Figure content listings:
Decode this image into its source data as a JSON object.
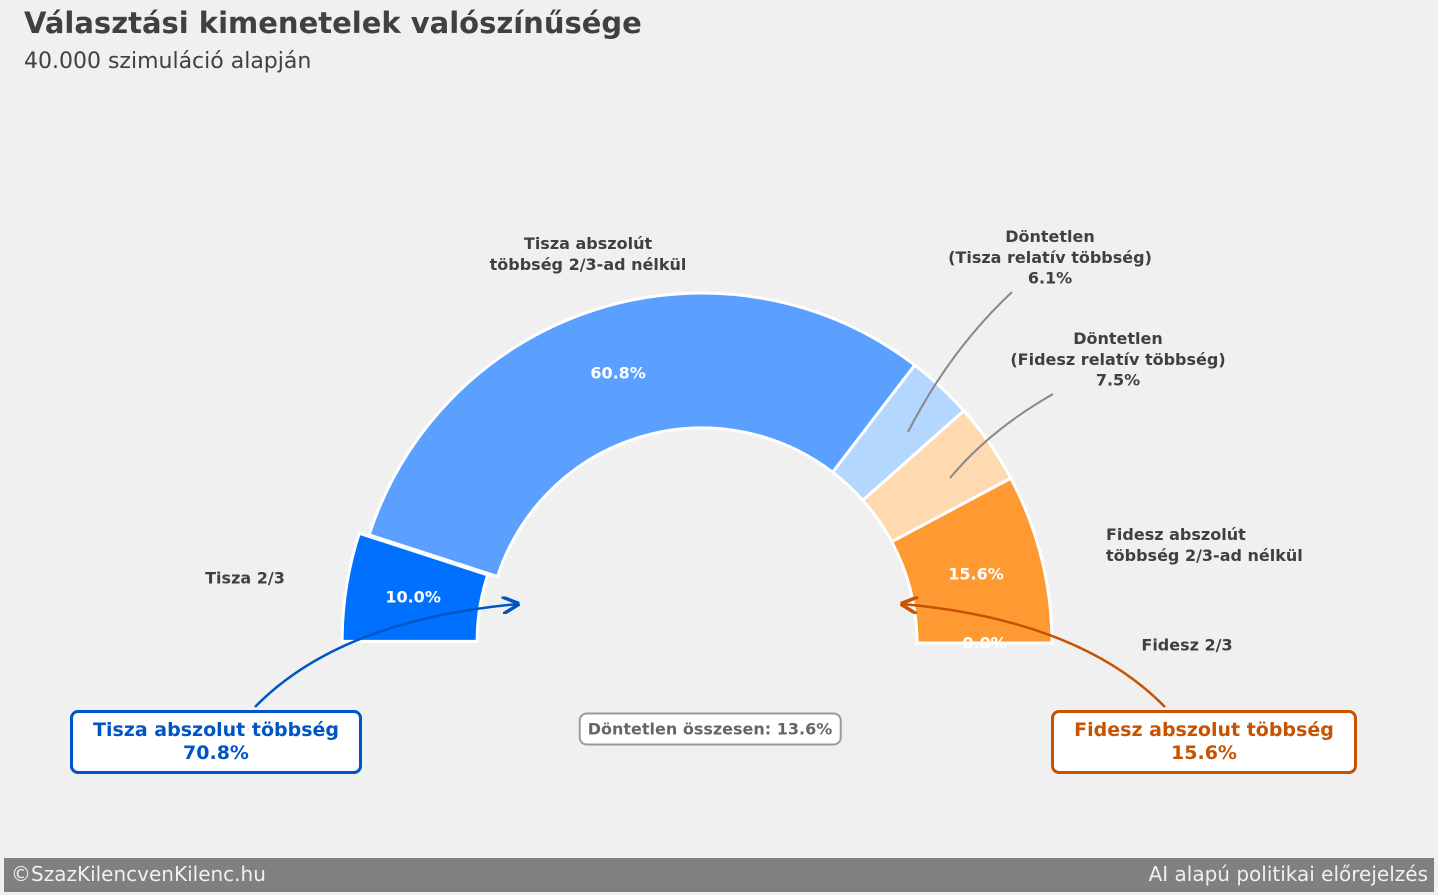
{
  "chart_data": {
    "type": "donut",
    "title": "Választási kimenetelek valószínűsége",
    "subtitle": "40.000 szimuláció alapján",
    "categories": [
      "Tisza 2/3",
      "Tisza abszolút\ntöbbség 2/3-ad nélkül",
      "Döntetlen\n(Tisza relatív többség)",
      "Döntetlen\n(Fidesz relatív többség)",
      "Fidesz abszolút\ntöbbség 2/3-ad nélkül",
      "Fidesz 2/3"
    ],
    "values": [
      10.0,
      60.8,
      6.1,
      7.5,
      15.6,
      0.0
    ],
    "value_labels": [
      "10.0%",
      "60.8%",
      "6.1%",
      "7.5%",
      "15.6%",
      "0.0%"
    ],
    "colors": [
      "#0070ff",
      "#5ca0ff",
      "#b3d7ff",
      "#ffdab0",
      "#ff9a33",
      "#d9600a"
    ],
    "annotations": [
      "Tisza abszolut többség\n70.8%",
      "Döntetlen összesen: 13.6%",
      "Fidesz abszolut többség\n15.6%"
    ]
  },
  "footer": {
    "left": "©SzazKilencvenKilenc.hu",
    "right": "AI alapú politikai előrejelzés"
  }
}
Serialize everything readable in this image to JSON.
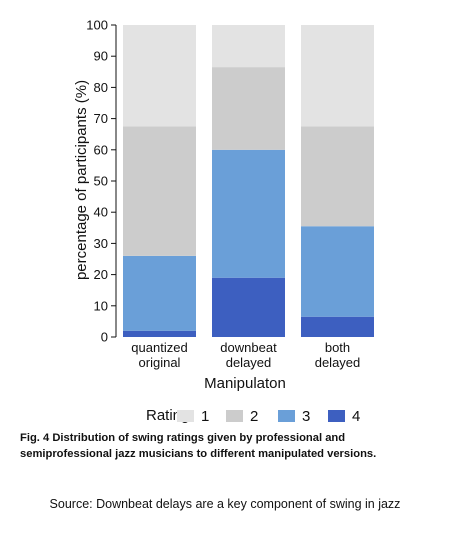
{
  "chart_data": {
    "type": "bar",
    "stacked": true,
    "categories": [
      [
        "quantized",
        "original"
      ],
      [
        "downbeat",
        "delayed"
      ],
      [
        "both",
        "delayed"
      ]
    ],
    "series": [
      {
        "name": "4",
        "color": "#3d5fc0",
        "values": [
          2,
          19,
          6.5
        ]
      },
      {
        "name": "3",
        "color": "#6a9fd8",
        "values": [
          24,
          41,
          29
        ]
      },
      {
        "name": "2",
        "color": "#cccccc",
        "values": [
          41.5,
          26.5,
          32
        ]
      },
      {
        "name": "1",
        "color": "#e3e3e3",
        "values": [
          32.5,
          13.5,
          32.5
        ]
      }
    ],
    "xlabel": "Manipulaton",
    "ylabel": "percentage of participants (%)",
    "ylim": [
      0,
      100
    ],
    "yticks": [
      0,
      10,
      20,
      30,
      40,
      50,
      60,
      70,
      80,
      90,
      100
    ],
    "legend": {
      "title": "Rating",
      "placement": "bottom",
      "items": [
        "1",
        "2",
        "3",
        "4"
      ]
    },
    "grid": false
  },
  "caption": "Fig. 4 Distribution of swing ratings given by professional and semiprofessional jazz musicians to different manipulated versions.",
  "source": "Source: Downbeat delays are a key component of swing in jazz"
}
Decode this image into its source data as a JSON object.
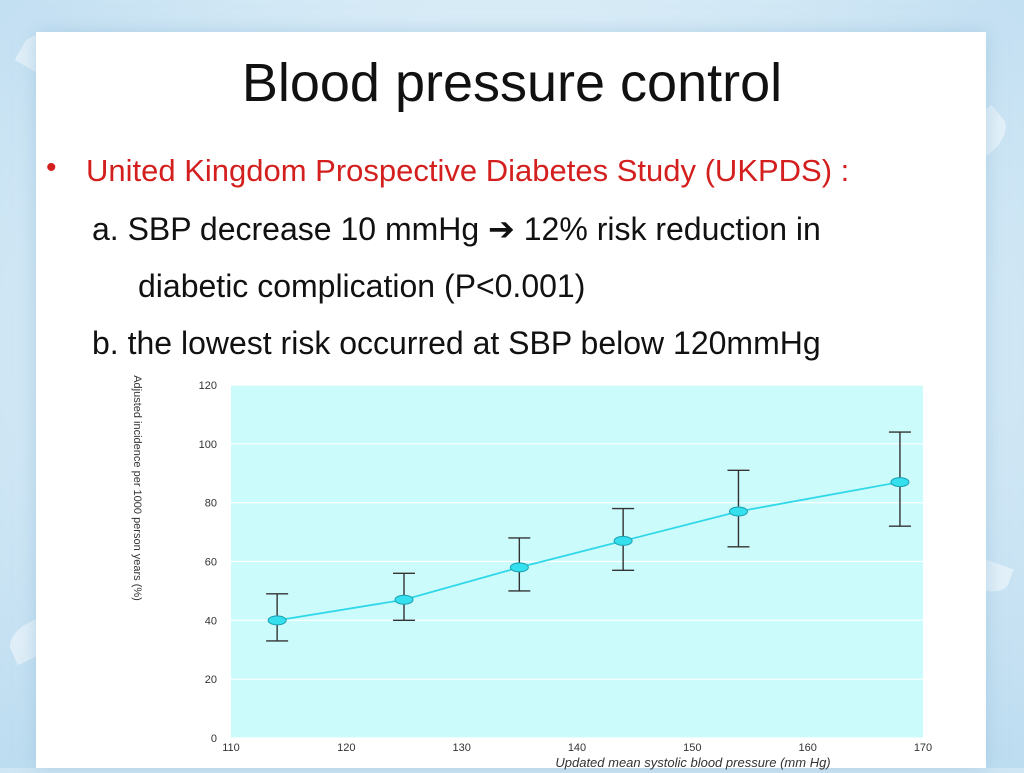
{
  "slide": {
    "title": "Blood pressure control",
    "bullet_marker": "•",
    "bullet": "United Kingdom Prospective Diabetes Study (UKPDS) :",
    "line_a_prefix": "a. SBP decrease 10 mmHg ",
    "line_a_arrow": "➔",
    "line_a_suffix": " 12% risk reduction in",
    "line_a_cont": "diabetic complication (P<0.001)",
    "line_b": "b. the lowest risk occurred at  SBP below 120mmHg"
  },
  "colors": {
    "bullet_text": "#d41f1f",
    "plot_bg": "#ccfbfc",
    "series_line": "#2fd8e8",
    "marker_fill": "#35e0ee",
    "error_bar": "#333333"
  },
  "chart_data": {
    "type": "line",
    "xlabel": "Updated mean systolic blood pressure (mm Hg)",
    "ylabel": "Adjusted incidence per 1000 person years (%)",
    "xlim": [
      110,
      170
    ],
    "ylim": [
      0,
      120
    ],
    "x_ticks": [
      "110",
      "120",
      "130",
      "140",
      "150",
      "160",
      "170"
    ],
    "y_ticks": [
      "0",
      "20",
      "40",
      "60",
      "80",
      "100",
      "120"
    ],
    "grid": "horizontal",
    "series": [
      {
        "x": [
          114,
          125,
          135,
          144,
          154,
          168
        ],
        "y": [
          40,
          47,
          58,
          67,
          77,
          87
        ],
        "err_low": [
          33,
          40,
          50,
          57,
          65,
          72
        ],
        "err_high": [
          49,
          56,
          68,
          78,
          91,
          104
        ]
      }
    ]
  }
}
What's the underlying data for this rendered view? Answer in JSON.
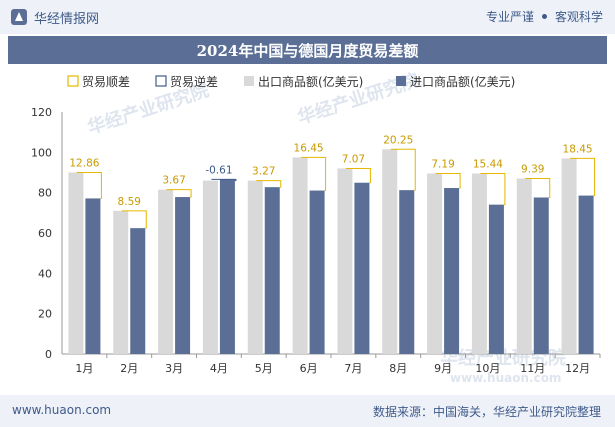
{
  "header": {
    "brand": "华经情报网",
    "tag1": "专业严谨",
    "tag2": "客观科学"
  },
  "footer": {
    "website": "www.huaon.com",
    "source": "数据来源：中国海关，华经产业研究院整理"
  },
  "watermark": {
    "text": "华经产业研究院",
    "url": "www.huaon.com"
  },
  "colors": {
    "export": "#d9d9d9",
    "import": "#5b6f96",
    "surplus": "#e6b800",
    "deficit": "#3f5a8a"
  },
  "chart_data": {
    "type": "bar",
    "title": "2024年中国与德国月度贸易差额",
    "categories": [
      "1月",
      "2月",
      "3月",
      "4月",
      "5月",
      "6月",
      "7月",
      "8月",
      "9月",
      "10月",
      "11月",
      "12月"
    ],
    "series": [
      {
        "name": "出口商品额(亿美元)",
        "values": [
          90.0,
          71.0,
          81.5,
          86.0,
          86.0,
          97.5,
          92.0,
          101.5,
          89.5,
          89.5,
          87.0,
          97.0
        ]
      },
      {
        "name": "进口商品额(亿美元)",
        "values": [
          77.14,
          62.41,
          77.83,
          86.61,
          82.73,
          81.05,
          84.93,
          81.25,
          82.31,
          74.06,
          77.61,
          78.55
        ]
      }
    ],
    "balance": [
      12.86,
      8.59,
      3.67,
      -0.61,
      3.27,
      16.45,
      7.07,
      20.25,
      7.19,
      15.44,
      9.39,
      18.45
    ],
    "legend": [
      "贸易顺差",
      "贸易逆差",
      "出口商品额(亿美元)",
      "进口商品额(亿美元)"
    ],
    "ylim": [
      0,
      120
    ],
    "yticks": [
      0,
      20,
      40,
      60,
      80,
      100,
      120
    ],
    "legend_position": "top"
  }
}
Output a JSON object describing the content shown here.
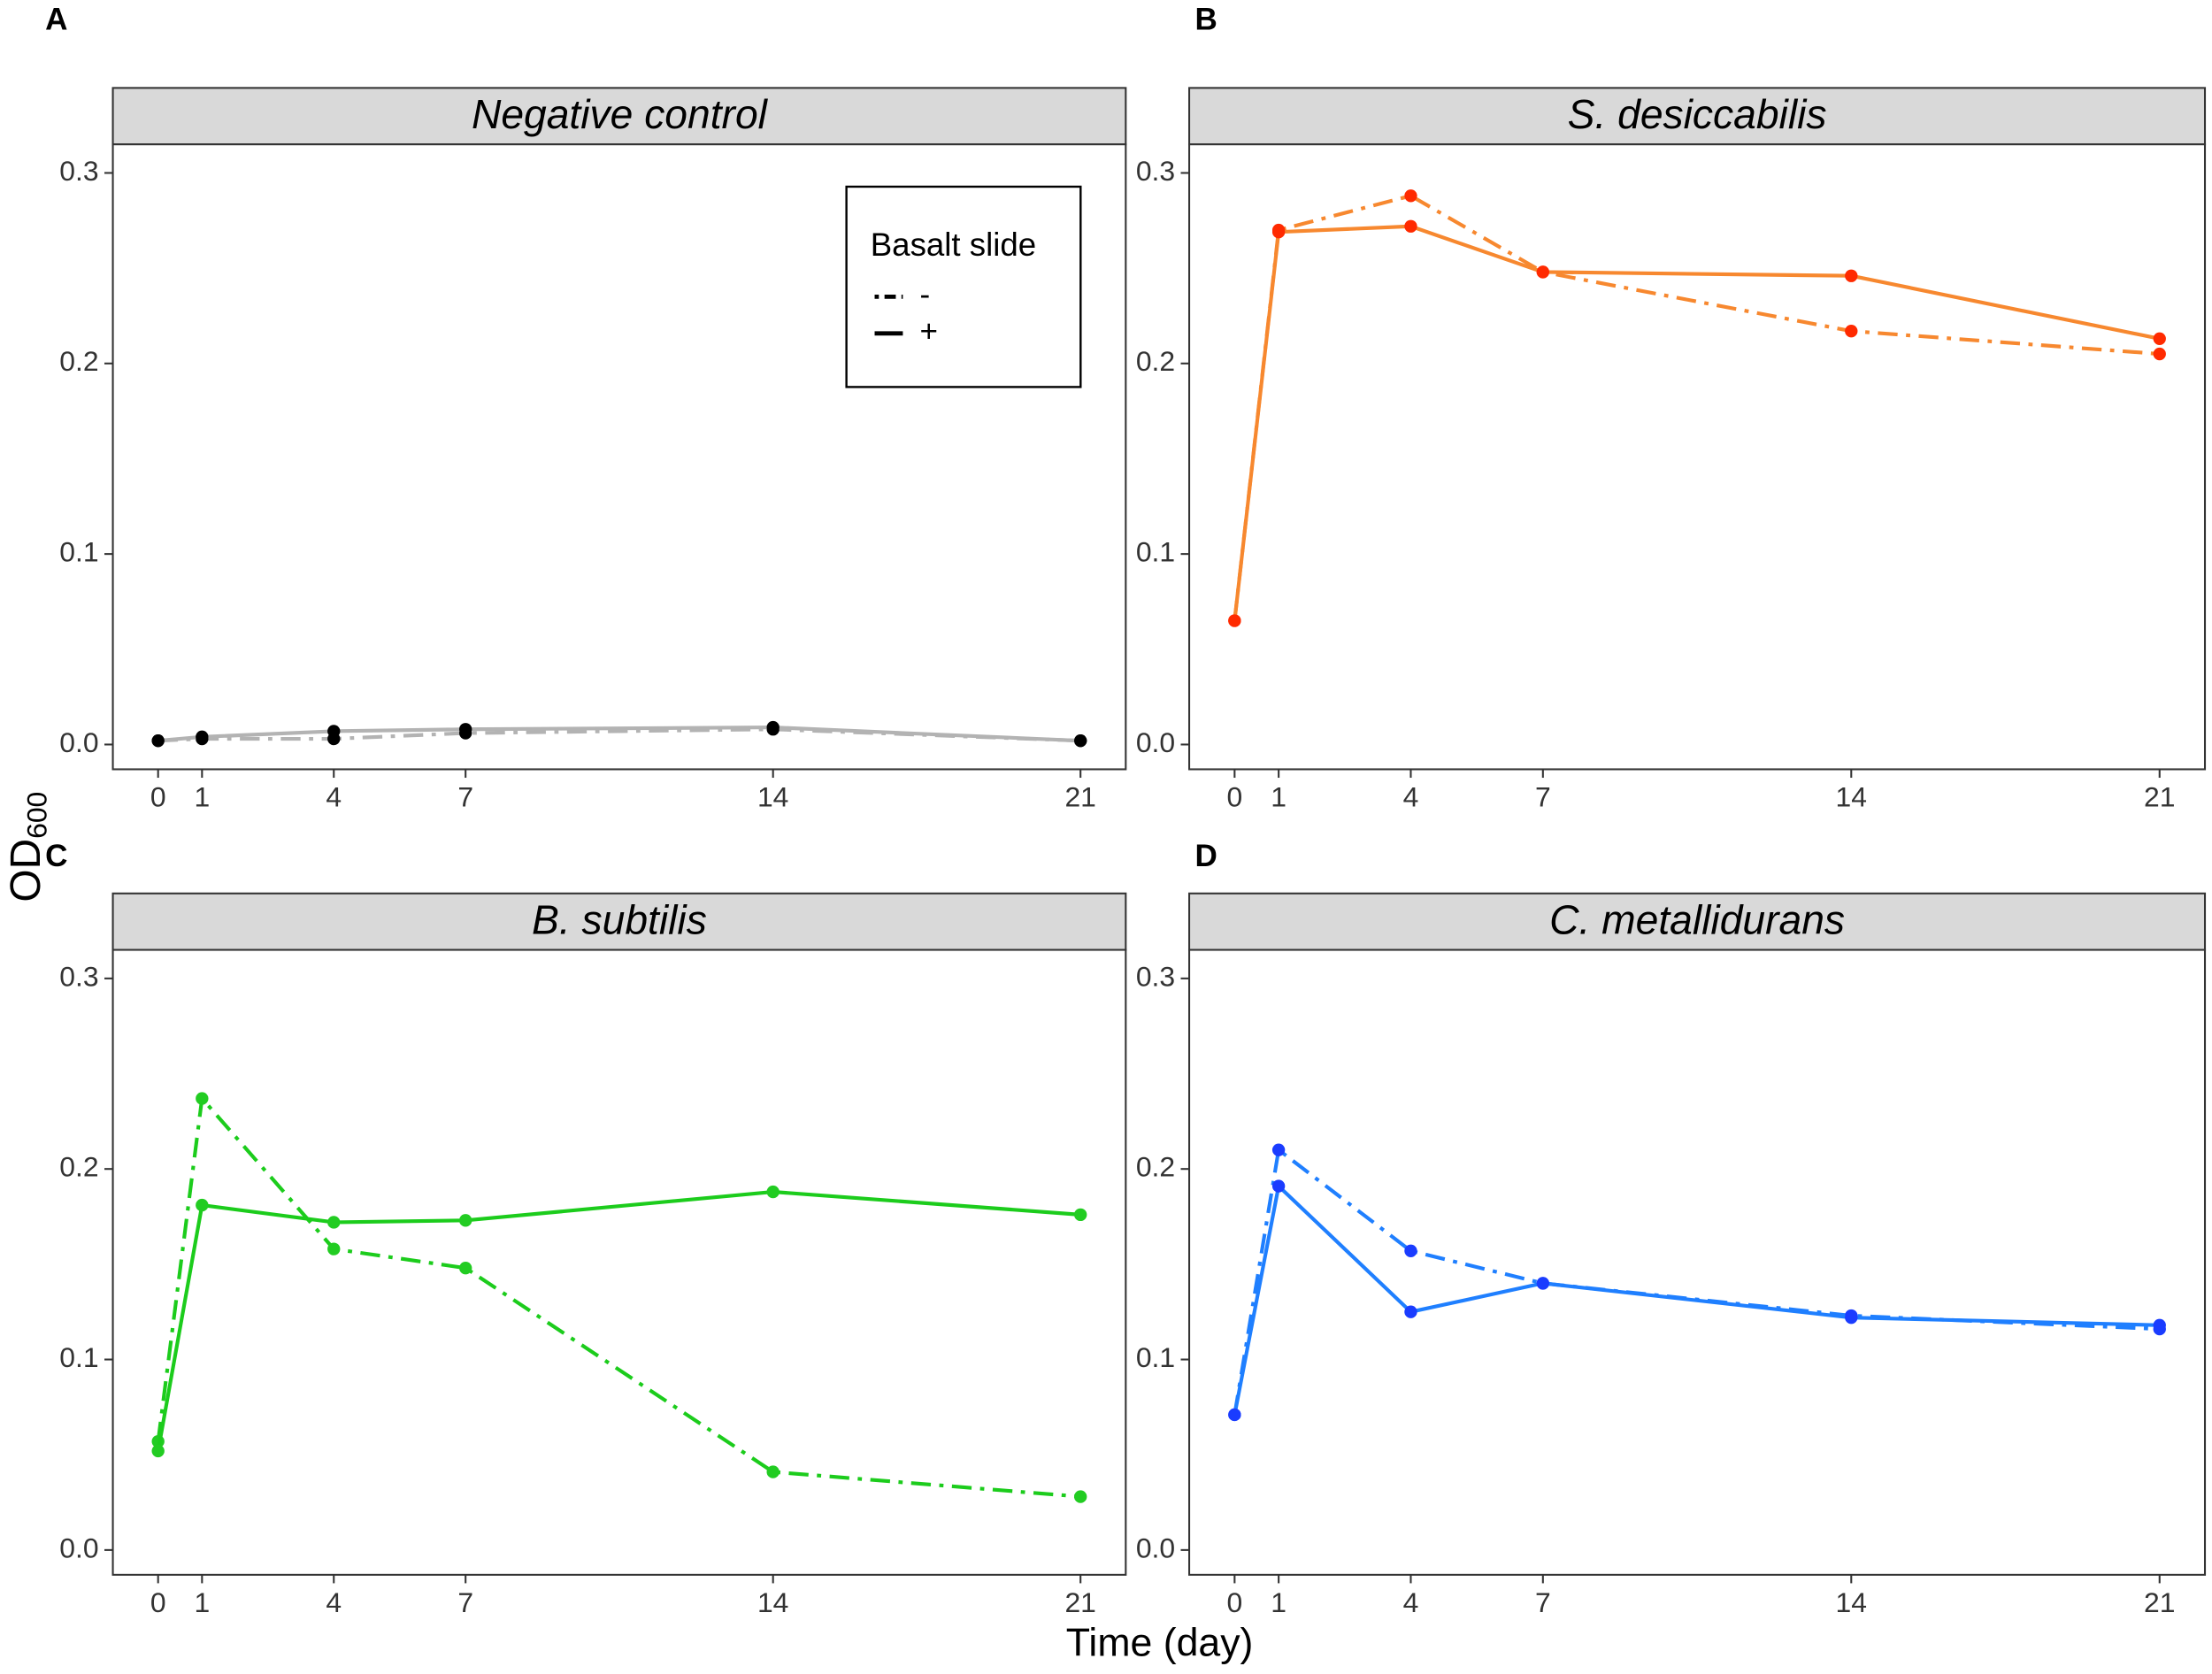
{
  "ylabel": "OD",
  "ylabel_sub": "600",
  "xlabel": "Time (day)",
  "legend_title": "Basalt slide",
  "chart_data": [
    {
      "type": "line",
      "panel": "A",
      "title": "Negative control",
      "x": [
        0,
        1,
        4,
        7,
        14,
        21
      ],
      "xlim": [
        -1.03,
        22.03
      ],
      "xticks": [
        0,
        1,
        4,
        7,
        14,
        21
      ],
      "ylim": [
        -0.013,
        0.315
      ],
      "yticks": [
        {
          "value": 0,
          "label": "0.0"
        },
        0.1,
        0.2,
        0.3
      ],
      "legend": "top-right",
      "grid": false,
      "series": [
        {
          "name": "-",
          "linestyle": "dashdot",
          "color": "#b3b3b3",
          "marker_color": "#000000",
          "values": [
            0.002,
            0.003,
            0.003,
            0.006,
            0.008,
            0.002
          ]
        },
        {
          "name": "+",
          "linestyle": "solid",
          "color": "#b3b3b3",
          "marker_color": "#000000",
          "values": [
            0.002,
            0.004,
            0.007,
            0.008,
            0.009,
            0.002
          ]
        }
      ]
    },
    {
      "type": "line",
      "panel": "B",
      "title": "S. desiccabilis",
      "x": [
        0,
        1,
        4,
        7,
        14,
        21
      ],
      "xlim": [
        -1.03,
        22.03
      ],
      "xticks": [
        0,
        1,
        4,
        7,
        14,
        21
      ],
      "ylim": [
        -0.013,
        0.315
      ],
      "yticks": [
        {
          "value": 0,
          "label": "0.0"
        },
        0.1,
        0.2,
        0.3
      ],
      "grid": false,
      "series": [
        {
          "name": "-",
          "linestyle": "dashdot",
          "color": "#f7882f",
          "marker_color": "#ff2a00",
          "values": [
            0.065,
            0.27,
            0.288,
            0.248,
            0.217,
            0.205
          ]
        },
        {
          "name": "+",
          "linestyle": "solid",
          "color": "#f7882f",
          "marker_color": "#ff2a00",
          "values": [
            0.065,
            0.269,
            0.272,
            0.248,
            0.246,
            0.213
          ]
        }
      ]
    },
    {
      "type": "line",
      "panel": "C",
      "title": "B. subtilis",
      "x": [
        0,
        1,
        4,
        7,
        14,
        21
      ],
      "xlim": [
        -1.03,
        22.03
      ],
      "xticks": [
        0,
        1,
        4,
        7,
        14,
        21
      ],
      "ylim": [
        -0.013,
        0.315
      ],
      "yticks": [
        {
          "value": 0,
          "label": "0.0"
        },
        0.1,
        0.2,
        0.3
      ],
      "grid": false,
      "series": [
        {
          "name": "-",
          "linestyle": "dashdot",
          "color": "#1ccc1c",
          "marker_color": "#22cc22",
          "values": [
            0.057,
            0.237,
            0.158,
            0.148,
            0.041,
            0.028
          ]
        },
        {
          "name": "+",
          "linestyle": "solid",
          "color": "#1ccc1c",
          "marker_color": "#22cc22",
          "values": [
            0.052,
            0.181,
            0.172,
            0.173,
            0.188,
            0.176
          ]
        }
      ]
    },
    {
      "type": "line",
      "panel": "D",
      "title": "C. metallidurans",
      "x": [
        0,
        1,
        4,
        7,
        14,
        21
      ],
      "xlim": [
        -1.03,
        22.03
      ],
      "xticks": [
        0,
        1,
        4,
        7,
        14,
        21
      ],
      "ylim": [
        -0.013,
        0.315
      ],
      "yticks": [
        {
          "value": 0,
          "label": "0.0"
        },
        0.1,
        0.2,
        0.3
      ],
      "grid": false,
      "series": [
        {
          "name": "-",
          "linestyle": "dashdot",
          "color": "#1f7fff",
          "marker_color": "#1a3cff",
          "values": [
            0.071,
            0.21,
            0.157,
            0.14,
            0.123,
            0.116
          ]
        },
        {
          "name": "+",
          "linestyle": "solid",
          "color": "#1f7fff",
          "marker_color": "#1a3cff",
          "values": [
            0.071,
            0.191,
            0.125,
            0.14,
            0.122,
            0.118
          ]
        }
      ]
    }
  ]
}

JOB –
Only the number is needed here: how many lines of the records contain "swing"?

RESPONSE BELOW –
2